◆ The exercise:
Go through the data below and gather each line containing "Fusce".

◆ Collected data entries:
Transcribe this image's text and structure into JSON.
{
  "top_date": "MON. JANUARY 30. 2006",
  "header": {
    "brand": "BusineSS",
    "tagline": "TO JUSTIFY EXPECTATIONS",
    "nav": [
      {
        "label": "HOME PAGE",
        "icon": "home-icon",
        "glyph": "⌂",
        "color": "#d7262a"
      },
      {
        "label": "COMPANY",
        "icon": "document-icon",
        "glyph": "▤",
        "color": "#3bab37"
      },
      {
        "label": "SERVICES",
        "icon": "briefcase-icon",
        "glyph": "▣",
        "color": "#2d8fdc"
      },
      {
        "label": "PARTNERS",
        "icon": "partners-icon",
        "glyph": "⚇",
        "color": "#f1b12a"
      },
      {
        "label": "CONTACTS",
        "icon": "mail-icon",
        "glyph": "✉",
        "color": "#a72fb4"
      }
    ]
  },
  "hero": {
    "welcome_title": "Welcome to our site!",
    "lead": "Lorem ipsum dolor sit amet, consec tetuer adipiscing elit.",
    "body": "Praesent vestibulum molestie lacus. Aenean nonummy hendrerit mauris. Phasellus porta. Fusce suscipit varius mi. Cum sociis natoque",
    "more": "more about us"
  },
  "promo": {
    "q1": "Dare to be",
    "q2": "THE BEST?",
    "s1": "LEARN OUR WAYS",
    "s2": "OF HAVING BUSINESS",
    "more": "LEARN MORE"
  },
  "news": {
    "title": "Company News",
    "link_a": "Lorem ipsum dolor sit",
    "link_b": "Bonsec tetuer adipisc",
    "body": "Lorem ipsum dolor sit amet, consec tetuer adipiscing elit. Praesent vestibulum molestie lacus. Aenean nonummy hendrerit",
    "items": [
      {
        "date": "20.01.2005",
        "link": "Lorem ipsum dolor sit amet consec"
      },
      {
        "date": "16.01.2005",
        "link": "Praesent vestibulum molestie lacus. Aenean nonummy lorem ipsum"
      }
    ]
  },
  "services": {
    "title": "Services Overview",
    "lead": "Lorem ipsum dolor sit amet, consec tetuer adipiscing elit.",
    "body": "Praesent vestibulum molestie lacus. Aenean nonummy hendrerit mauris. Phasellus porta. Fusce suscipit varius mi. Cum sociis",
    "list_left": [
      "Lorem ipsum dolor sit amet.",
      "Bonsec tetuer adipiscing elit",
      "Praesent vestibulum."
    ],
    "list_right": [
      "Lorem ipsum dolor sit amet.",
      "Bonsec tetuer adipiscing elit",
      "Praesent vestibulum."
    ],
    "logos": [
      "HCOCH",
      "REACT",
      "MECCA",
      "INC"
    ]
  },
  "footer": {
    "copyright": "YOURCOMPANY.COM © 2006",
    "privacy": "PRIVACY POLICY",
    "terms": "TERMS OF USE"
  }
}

◆ Problem solution:
    "body": "Praesent vestibulum molestie lacus. Aenean nonummy hendrerit mauris. Phasellus porta. Fusce suscipit varius mi. Cum sociis natoque",
    "body": "Praesent vestibulum molestie lacus. Aenean nonummy hendrerit mauris. Phasellus porta. Fusce suscipit varius mi. Cum sociis",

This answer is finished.